WHAT THIS TASK INVOLVES: Search the material for the string "text" and copy each line where it occurs.

Start of DATASET ROWS

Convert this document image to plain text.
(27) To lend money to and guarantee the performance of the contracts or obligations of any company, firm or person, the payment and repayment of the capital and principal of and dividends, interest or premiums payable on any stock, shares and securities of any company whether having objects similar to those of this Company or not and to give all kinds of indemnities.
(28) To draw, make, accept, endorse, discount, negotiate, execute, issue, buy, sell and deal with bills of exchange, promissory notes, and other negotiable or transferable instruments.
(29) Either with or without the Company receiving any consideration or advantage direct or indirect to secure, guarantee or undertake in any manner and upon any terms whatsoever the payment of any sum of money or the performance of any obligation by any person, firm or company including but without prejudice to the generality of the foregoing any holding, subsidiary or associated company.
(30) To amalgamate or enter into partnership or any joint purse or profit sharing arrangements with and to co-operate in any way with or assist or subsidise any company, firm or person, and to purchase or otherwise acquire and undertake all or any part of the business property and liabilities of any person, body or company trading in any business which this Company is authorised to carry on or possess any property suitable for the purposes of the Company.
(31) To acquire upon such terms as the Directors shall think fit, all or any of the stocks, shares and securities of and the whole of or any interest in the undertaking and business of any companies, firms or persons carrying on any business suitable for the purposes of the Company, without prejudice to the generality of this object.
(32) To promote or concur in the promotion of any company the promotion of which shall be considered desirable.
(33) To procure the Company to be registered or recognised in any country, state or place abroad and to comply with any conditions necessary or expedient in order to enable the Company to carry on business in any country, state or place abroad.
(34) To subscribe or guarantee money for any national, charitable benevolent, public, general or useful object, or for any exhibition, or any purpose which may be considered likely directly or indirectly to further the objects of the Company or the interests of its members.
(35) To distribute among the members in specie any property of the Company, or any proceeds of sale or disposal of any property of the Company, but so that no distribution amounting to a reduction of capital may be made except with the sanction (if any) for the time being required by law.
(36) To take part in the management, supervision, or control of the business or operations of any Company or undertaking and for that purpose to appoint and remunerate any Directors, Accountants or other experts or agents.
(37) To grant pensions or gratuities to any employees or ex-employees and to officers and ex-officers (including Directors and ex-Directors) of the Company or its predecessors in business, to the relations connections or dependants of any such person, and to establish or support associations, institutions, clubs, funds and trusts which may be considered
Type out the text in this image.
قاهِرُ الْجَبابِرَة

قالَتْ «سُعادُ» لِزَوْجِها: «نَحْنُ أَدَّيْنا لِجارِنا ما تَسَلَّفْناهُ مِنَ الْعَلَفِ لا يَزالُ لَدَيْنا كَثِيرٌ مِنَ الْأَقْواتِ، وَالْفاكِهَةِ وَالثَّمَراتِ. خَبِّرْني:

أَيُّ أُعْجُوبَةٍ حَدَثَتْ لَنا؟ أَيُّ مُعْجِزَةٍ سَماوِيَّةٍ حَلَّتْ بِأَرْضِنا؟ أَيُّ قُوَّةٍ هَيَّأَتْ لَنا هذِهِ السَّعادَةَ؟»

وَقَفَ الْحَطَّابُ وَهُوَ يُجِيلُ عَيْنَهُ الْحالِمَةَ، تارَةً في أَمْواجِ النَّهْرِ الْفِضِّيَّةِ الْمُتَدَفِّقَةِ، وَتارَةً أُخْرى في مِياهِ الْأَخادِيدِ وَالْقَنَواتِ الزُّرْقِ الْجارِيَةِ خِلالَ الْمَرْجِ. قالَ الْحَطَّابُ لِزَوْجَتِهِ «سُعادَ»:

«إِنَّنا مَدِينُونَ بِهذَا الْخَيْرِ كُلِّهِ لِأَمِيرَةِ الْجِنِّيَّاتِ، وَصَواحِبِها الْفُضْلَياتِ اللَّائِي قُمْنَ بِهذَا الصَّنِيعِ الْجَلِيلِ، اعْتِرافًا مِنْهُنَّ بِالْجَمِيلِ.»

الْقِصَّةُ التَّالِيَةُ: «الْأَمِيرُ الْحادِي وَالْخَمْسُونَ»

End of DATASET ROWS

ANSWER TO THE EXERCISE:
Convert this document image to plain text.
Type out the text in this image.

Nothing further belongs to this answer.